**What to do:** Copy every line in which the string "change" occurs.

**Record set:**
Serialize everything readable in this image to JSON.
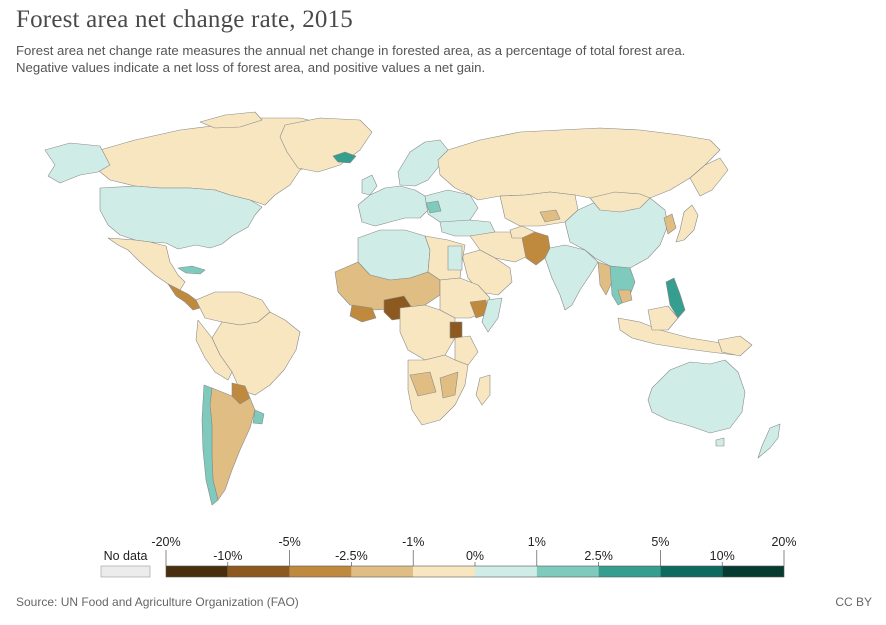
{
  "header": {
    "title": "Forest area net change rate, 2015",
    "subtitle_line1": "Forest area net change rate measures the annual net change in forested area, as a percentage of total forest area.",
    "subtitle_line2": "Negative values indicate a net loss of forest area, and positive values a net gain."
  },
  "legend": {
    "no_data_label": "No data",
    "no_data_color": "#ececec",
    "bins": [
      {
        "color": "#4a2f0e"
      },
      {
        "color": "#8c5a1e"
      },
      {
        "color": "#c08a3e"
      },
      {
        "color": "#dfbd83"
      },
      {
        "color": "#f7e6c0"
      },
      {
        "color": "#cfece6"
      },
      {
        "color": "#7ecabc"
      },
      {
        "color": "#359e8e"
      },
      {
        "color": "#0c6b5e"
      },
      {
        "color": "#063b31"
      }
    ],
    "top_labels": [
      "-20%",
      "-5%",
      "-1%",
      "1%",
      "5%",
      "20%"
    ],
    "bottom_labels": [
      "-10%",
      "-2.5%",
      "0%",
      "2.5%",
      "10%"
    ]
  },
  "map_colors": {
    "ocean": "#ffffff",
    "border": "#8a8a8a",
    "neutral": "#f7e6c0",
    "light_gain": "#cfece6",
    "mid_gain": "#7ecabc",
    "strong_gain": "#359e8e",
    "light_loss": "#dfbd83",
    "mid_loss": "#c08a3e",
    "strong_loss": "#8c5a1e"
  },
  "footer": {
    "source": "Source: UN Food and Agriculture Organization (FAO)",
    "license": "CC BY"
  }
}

**Problem solution:**
    "title": "Forest area net change rate, 2015",
    "subtitle_line1": "Forest area net change rate measures the annual net change in forested area, as a percentage of total forest area.",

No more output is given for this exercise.